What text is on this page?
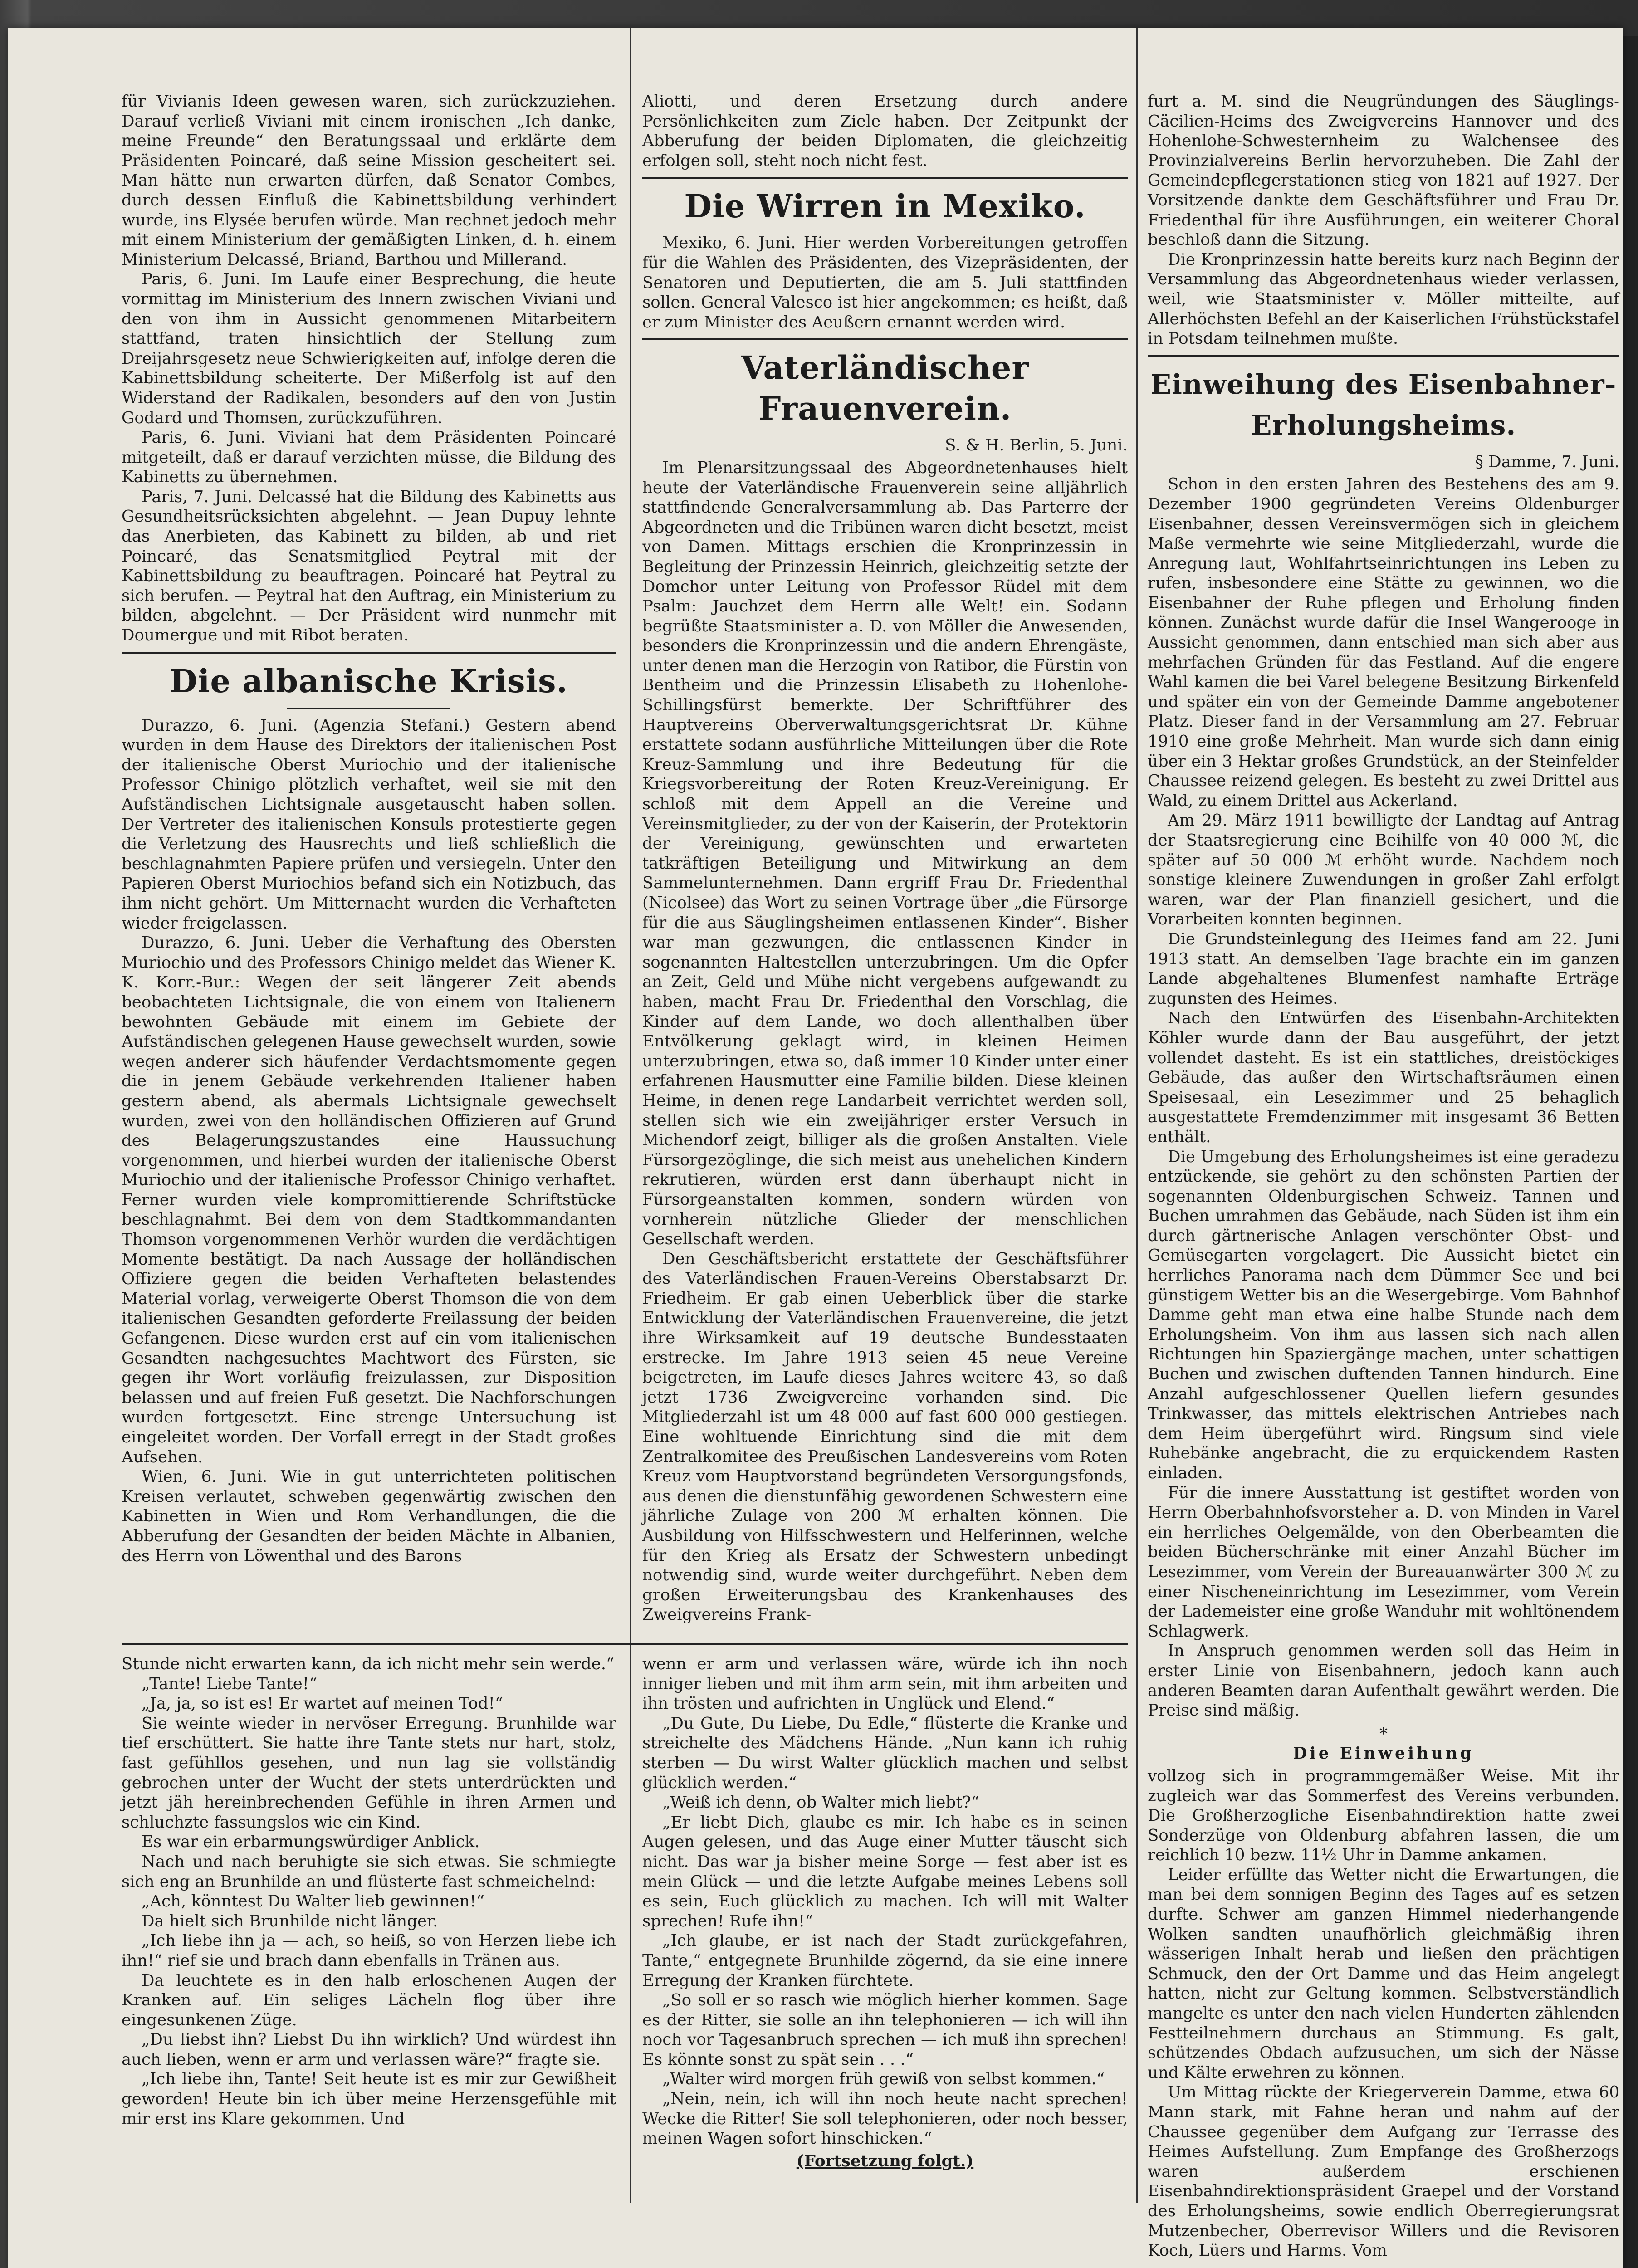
für Vivianis Ideen gewesen waren, sich zurückzuziehen. Darauf verließ Viviani mit einem ironischen „Ich danke, meine Freunde“ den Beratungssaal und erklärte dem Präsidenten Poincaré, daß seine Mission gescheitert sei. Man hätte nun erwarten dürfen, daß Senator Combes, durch dessen Einfluß die Kabinettsbildung verhindert wurde, ins Elysée berufen würde. Man rechnet jedoch mehr mit einem Ministerium der gemäßigten Linken, d. h. einem Ministerium Delcassé, Briand, Barthou und Millerand.

Paris, 6. Juni. Im Laufe einer Besprechung, die heute vormittag im Ministerium des Innern zwischen Viviani und den von ihm in Aussicht genommenen Mitarbeitern stattfand, traten hinsichtlich der Stellung zum Dreijahrsgesetz neue Schwierigkeiten auf, infolge deren die Kabinettsbildung scheiterte. Der Mißerfolg ist auf den Widerstand der Radikalen, besonders auf den von Justin Godard und Thomsen, zurückzuführen.

Paris, 6. Juni. Viviani hat dem Präsidenten Poincaré mitgeteilt, daß er darauf verzichten müsse, die Bildung des Kabinetts zu übernehmen.

Paris, 7. Juni. Delcassé hat die Bildung des Kabinetts aus Gesundheitsrücksichten abgelehnt. — Jean Dupuy lehnte das Anerbieten, das Kabinett zu bilden, ab und riet Poincaré, das Senatsmitglied Peytral mit der Kabinettsbildung zu beauftragen. Poincaré hat Peytral zu sich berufen. — Peytral hat den Auftrag, ein Ministerium zu bilden, abgelehnt. — Der Präsident wird nunmehr mit Doumergue und mit Ribot beraten.

Die albanische Krisis.

Durazzo, 6. Juni. (Agenzia Stefani.) Gestern abend wurden in dem Hause des Direktors der italienischen Post der italienische Oberst Muriochio und der italienische Professor Chinigo plötzlich verhaftet, weil sie mit den Aufständischen Lichtsignale ausgetauscht haben sollen. Der Vertreter des italienischen Konsuls protestierte gegen die Verletzung des Hausrechts und ließ schließlich die beschlagnahmten Papiere prüfen und versiegeln. Unter den Papieren Oberst Muriochios befand sich ein Notizbuch, das ihm nicht gehört. Um Mitternacht wurden die Verhafteten wieder freigelassen.

Durazzo, 6. Juni. Ueber die Verhaftung des Obersten Muriochio und des Professors Chinigo meldet das Wiener K. K. Korr.-Bur.: Wegen der seit längerer Zeit abends beobachteten Lichtsignale, die von einem von Italienern bewohnten Gebäude mit einem im Gebiete der Aufständischen gelegenen Hause gewechselt wurden, sowie wegen anderer sich häufender Verdachtsmomente gegen die in jenem Gebäude verkehrenden Italiener haben gestern abend, als abermals Lichtsignale gewechselt wurden, zwei von den holländischen Offizieren auf Grund des Belagerungszustandes eine Haussuchung vorgenommen, und hierbei wurden der italienische Oberst Muriochio und der italienische Professor Chinigo verhaftet. Ferner wurden viele kompromittierende Schriftstücke beschlagnahmt. Bei dem von dem Stadtkommandanten Thomson vorgenommenen Verhör wurden die verdächtigen Momente bestätigt. Da nach Aussage der holländischen Offiziere gegen die beiden Verhafteten belastendes Material vorlag, verweigerte Oberst Thomson die von dem italienischen Gesandten geforderte Freilassung der beiden Gefangenen. Diese wurden erst auf ein vom italienischen Gesandten nachgesuchtes Machtwort des Fürsten, sie gegen ihr Wort vorläufig freizulassen, zur Disposition belassen und auf freien Fuß gesetzt. Die Nachforschungen wurden fortgesetzt. Eine strenge Untersuchung ist eingeleitet worden. Der Vorfall erregt in der Stadt großes Aufsehen.

Wien, 6. Juni. Wie in gut unterrichteten politischen Kreisen verlautet, schweben gegenwärtig zwischen den Kabinetten in Wien und Rom Verhandlungen, die die Abberufung der Gesandten der beiden Mächte in Albanien, des Herrn von Löwenthal und des Barons

Aliotti, und deren Ersetzung durch andere Persönlichkeiten zum Ziele haben. Der Zeitpunkt der Abberufung der beiden Diplomaten, die gleichzeitig erfolgen soll, steht noch nicht fest.

Die Wirren in Mexiko.

Mexiko, 6. Juni. Hier werden Vorbereitungen getroffen für die Wahlen des Präsidenten, des Vizepräsidenten, der Senatoren und Deputierten, die am 5. Juli stattfinden sollen. General Valesco ist hier angekommen; es heißt, daß er zum Minister des Aeußern ernannt werden wird.

Vaterländischer Frauenverein.
S. & H. Berlin, 5. Juni.

Im Plenarsitzungssaal des Abgeordnetenhauses hielt heute der Vaterländische Frauenverein seine alljährlich stattfindende Generalversammlung ab. Das Parterre der Abgeordneten und die Tribünen waren dicht besetzt, meist von Damen. Mittags erschien die Kronprinzessin in Begleitung der Prinzessin Heinrich, gleichzeitig setzte der Domchor unter Leitung von Professor Rüdel mit dem Psalm: Jauchzet dem Herrn alle Welt! ein. Sodann begrüßte Staatsminister a. D. von Möller die Anwesenden, besonders die Kronprinzessin und die andern Ehrengäste, unter denen man die Herzogin von Ratibor, die Fürstin von Bentheim und die Prinzessin Elisabeth zu Hohenlohe-Schillingsfürst bemerkte. Der Schriftführer des Hauptvereins Oberverwaltungsgerichtsrat Dr. Kühne erstattete sodann ausführliche Mitteilungen über die Rote Kreuz-Sammlung und ihre Bedeutung für die Kriegsvorbereitung der Roten Kreuz-Vereinigung. Er schloß mit dem Appell an die Vereine und Vereinsmitglieder, zu der von der Kaiserin, der Protektorin der Vereinigung, gewünschten und erwarteten tatkräftigen Beteiligung und Mitwirkung an dem Sammelunternehmen. Dann ergriff Frau Dr. Friedenthal (Nicolsee) das Wort zu seinen Vortrage über „die Fürsorge für die aus Säuglingsheimen entlassenen Kinder“. Bisher war man gezwungen, die entlassenen Kinder in sogenannten Haltestellen unterzubringen. Um die Opfer an Zeit, Geld und Mühe nicht vergebens aufgewandt zu haben, macht Frau Dr. Friedenthal den Vorschlag, die Kinder auf dem Lande, wo doch allenthalben über Entvölkerung geklagt wird, in kleinen Heimen unterzubringen, etwa so, daß immer 10 Kinder unter einer erfahrenen Hausmutter eine Familie bilden. Diese kleinen Heime, in denen rege Landarbeit verrichtet werden soll, stellen sich wie ein zweijähriger erster Versuch in Michendorf zeigt, billiger als die großen Anstalten. Viele Fürsorgezöglinge, die sich meist aus unehelichen Kindern rekrutieren, würden erst dann überhaupt nicht in Fürsorgeanstalten kommen, sondern würden von vornherein nützliche Glieder der menschlichen Gesellschaft werden.

Den Geschäftsbericht erstattete der Geschäftsführer des Vaterländischen Frauen-Vereins Oberstabsarzt Dr. Friedheim. Er gab einen Ueberblick über die starke Entwicklung der Vaterländischen Frauenvereine, die jetzt ihre Wirksamkeit auf 19 deutsche Bundesstaaten erstrecke. Im Jahre 1913 seien 45 neue Vereine beigetreten, im Laufe dieses Jahres weitere 43, so daß jetzt 1736 Zweigvereine vorhanden sind. Die Mitgliederzahl ist um 48 000 auf fast 600 000 gestiegen. Eine wohltuende Einrichtung sind die mit dem Zentralkomitee des Preußischen Landesvereins vom Roten Kreuz vom Hauptvorstand begründeten Versorgungsfonds, aus denen die dienstunfähig gewordenen Schwestern eine jährliche Zulage von 200 ℳ erhalten können. Die Ausbildung von Hilfsschwestern und Helferinnen, welche für den Krieg als Ersatz der Schwestern unbedingt notwendig sind, wurde weiter durchgeführt. Neben dem großen Erweiterungsbau des Krankenhauses des Zweigvereins Frank-

furt a. M. sind die Neugründungen des Säuglings-Cäcilien-Heims des Zweigvereins Hannover und des Hohenlohe-Schwesternheim zu Walchensee des Provinzialvereins Berlin hervorzuheben. Die Zahl der Gemeindepflegerstationen stieg von 1821 auf 1927. Der Vorsitzende dankte dem Geschäftsführer und Frau Dr. Friedenthal für ihre Ausführungen, ein weiterer Choral beschloß dann die Sitzung.

Die Kronprinzessin hatte bereits kurz nach Beginn der Versammlung das Abgeordnetenhaus wieder verlassen, weil, wie Staatsminister v. Möller mitteilte, auf Allerhöchsten Befehl an der Kaiserlichen Frühstückstafel in Potsdam teilnehmen mußte.

Einweihung des Eisenbahner-Erholungsheims.
§ Damme, 7. Juni.

Schon in den ersten Jahren des Bestehens des am 9. Dezember 1900 gegründeten Vereins Oldenburger Eisenbahner, dessen Vereinsvermögen sich in gleichem Maße vermehrte wie seine Mitgliederzahl, wurde die Anregung laut, Wohlfahrtseinrichtungen ins Leben zu rufen, insbesondere eine Stätte zu gewinnen, wo die Eisenbahner der Ruhe pflegen und Erholung finden können. Zunächst wurde dafür die Insel Wangerooge in Aussicht genommen, dann entschied man sich aber aus mehrfachen Gründen für das Festland. Auf die engere Wahl kamen die bei Varel belegene Besitzung Birkenfeld und später ein von der Gemeinde Damme angebotener Platz. Dieser fand in der Versammlung am 27. Februar 1910 eine große Mehrheit. Man wurde sich dann einig über ein 3 Hektar großes Grundstück, an der Steinfelder Chaussee reizend gelegen. Es besteht zu zwei Drittel aus Wald, zu einem Drittel aus Ackerland.

Am 29. März 1911 bewilligte der Landtag auf Antrag der Staatsregierung eine Beihilfe von 40 000 ℳ, die später auf 50 000 ℳ erhöht wurde. Nachdem noch sonstige kleinere Zuwendungen in großer Zahl erfolgt waren, war der Plan finanziell gesichert, und die Vorarbeiten konnten beginnen.

Die Grundsteinlegung des Heimes fand am 22. Juni 1913 statt. An demselben Tage brachte ein im ganzen Lande abgehaltenes Blumenfest namhafte Erträge zugunsten des Heimes.

Nach den Entwürfen des Eisenbahn-Architekten Köhler wurde dann der Bau ausgeführt, der jetzt vollendet dasteht. Es ist ein stattliches, dreistöckiges Gebäude, das außer den Wirtschaftsräumen einen Speisesaal, ein Lesezimmer und 25 behaglich ausgestattete Fremdenzimmer mit insgesamt 36 Betten enthält.

Die Umgebung des Erholungsheimes ist eine geradezu entzückende, sie gehört zu den schönsten Partien der sogenannten Oldenburgischen Schweiz. Tannen und Buchen umrahmen das Gebäude, nach Süden ist ihm ein durch gärtnerische Anlagen verschönter Obst- und Gemüsegarten vorgelagert. Die Aussicht bietet ein herrliches Panorama nach dem Dümmer See und bei günstigem Wetter bis an die Wesergebirge. Vom Bahnhof Damme geht man etwa eine halbe Stunde nach dem Erholungsheim. Von ihm aus lassen sich nach allen Richtungen hin Spaziergänge machen, unter schattigen Buchen und zwischen duftenden Tannen hindurch. Eine Anzahl aufgeschlossener Quellen liefern gesundes Trinkwasser, das mittels elektrischen Antriebes nach dem Heim übergeführt wird. Ringsum sind viele Ruhebänke angebracht, die zu erquickendem Rasten einladen.

Für die innere Ausstattung ist gestiftet worden von Herrn Oberbahnhofsvorsteher a. D. von Minden in Varel ein herrliches Oelgemälde, von den Oberbeamten die beiden Bücherschränke mit einer Anzahl Bücher im Lesezimmer, vom Verein der Bureauanwärter 300 ℳ zu einer Nischeneinrichtung im Lesezimmer, vom Verein der Lademeister eine große Wanduhr mit wohltönendem Schlagwerk.

In Anspruch genommen werden soll das Heim in erster Linie von Eisenbahnern, jedoch kann auch anderen Beamten daran Aufenthalt gewährt werden. Die Preise sind mäßig.

*

Die Einweihung

vollzog sich in programmgemäßer Weise. Mit ihr zugleich war das Sommerfest des Vereins verbunden. Die Großherzogliche Eisenbahndirektion hatte zwei Sonderzüge von Oldenburg abfahren lassen, die um reichlich 10 bezw. 11½ Uhr in Damme ankamen.

Leider erfüllte das Wetter nicht die Erwartungen, die man bei dem sonnigen Beginn des Tages auf es setzen durfte. Schwer am ganzen Himmel niederhangende Wolken sandten unaufhörlich gleichmäßig ihren wässerigen Inhalt herab und ließen den prächtigen Schmuck, den der Ort Damme und das Heim angelegt hatten, nicht zur Geltung kommen. Selbstverständlich mangelte es unter den nach vielen Hunderten zählenden Festteilnehmern durchaus an Stimmung. Es galt, schützendes Obdach aufzusuchen, um sich der Nässe und Kälte erwehren zu können.

Um Mittag rückte der Kriegerverein Damme, etwa 60 Mann stark, mit Fahne heran und nahm auf der Chaussee gegenüber dem Aufgang zur Terrasse des Heimes Aufstellung. Zum Empfange des Großherzogs waren außerdem erschienen Eisenbahndirektionspräsident Graepel und der Vorstand des Erholungsheims, sowie endlich Oberregierungsrat Mutzenbecher, Oberrevisor Willers und die Revisoren Koch, Lüers und Harms. Vom

Stunde nicht erwarten kann, da ich nicht mehr sein werde.“

„Tante! Liebe Tante!“

„Ja, ja, so ist es! Er wartet auf meinen Tod!“

Sie weinte wieder in nervöser Erregung. Brunhilde war tief erschüttert. Sie hatte ihre Tante stets nur hart, stolz, fast gefühllos gesehen, und nun lag sie vollständig gebrochen unter der Wucht der stets unterdrückten und jetzt jäh hereinbrechenden Gefühle in ihren Armen und schluchzte fassungslos wie ein Kind.

Es war ein erbarmungswürdiger Anblick.

Nach und nach beruhigte sie sich etwas. Sie schmiegte sich eng an Brunhilde an und flüsterte fast schmeichelnd:

„Ach, könntest Du Walter lieb gewinnen!“

Da hielt sich Brunhilde nicht länger.

„Ich liebe ihn ja — ach, so heiß, so von Herzen liebe ich ihn!“ rief sie und brach dann ebenfalls in Tränen aus.

Da leuchtete es in den halb erloschenen Augen der Kranken auf. Ein seliges Lächeln flog über ihre eingesunkenen Züge.

„Du liebst ihn? Liebst Du ihn wirklich? Und würdest ihn auch lieben, wenn er arm und verlassen wäre?“ fragte sie.

„Ich liebe ihn, Tante! Seit heute ist es mir zur Gewißheit geworden! Heute bin ich über meine Herzensgefühle mit mir erst ins Klare gekommen. Und

wenn er arm und verlassen wäre, würde ich ihn noch inniger lieben und mit ihm arm sein, mit ihm arbeiten und ihn trösten und aufrichten in Unglück und Elend.“

„Du Gute, Du Liebe, Du Edle,“ flüsterte die Kranke und streichelte des Mädchens Hände. „Nun kann ich ruhig sterben — Du wirst Walter glücklich machen und selbst glücklich werden.“

„Weiß ich denn, ob Walter mich liebt?“

„Er liebt Dich, glaube es mir. Ich habe es in seinen Augen gelesen, und das Auge einer Mutter täuscht sich nicht. Das war ja bisher meine Sorge — fest aber ist es mein Glück — und die letzte Aufgabe meines Lebens soll es sein, Euch glücklich zu machen. Ich will mit Walter sprechen! Rufe ihn!“

„Ich glaube, er ist nach der Stadt zurückgefahren, Tante,“ entgegnete Brunhilde zögernd, da sie eine innere Erregung der Kranken fürchtete.

„So soll er so rasch wie möglich hierher kommen. Sage es der Ritter, sie solle an ihn telephonieren — ich will ihn noch vor Tagesanbruch sprechen — ich muß ihn sprechen! Es könnte sonst zu spät sein . . .“

„Walter wird morgen früh gewiß von selbst kommen.“

„Nein, nein, ich will ihn noch heute nacht sprechen! Wecke die Ritter! Sie soll telephonieren, oder noch besser, meinen Wagen sofort hinschicken.“

(Fortsetzung folgt.)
:::::
TASK DESCRIPTION = Every line above holding the string "Mexiko" should be listed.

SOLUTION TO THE EXERCISE =
Die Wirren in Mexiko.
Mexiko, 6. Juni. Hier werden Vorbereitungen getroffen für die Wahlen des Präsidenten, des Vizepräsidenten, der Senatoren und Deputierten, die am 5. Juli stattfinden sollen. General Valesco ist hier angekommen; es heißt, daß er zum Minister des Aeußern ernannt werden wird.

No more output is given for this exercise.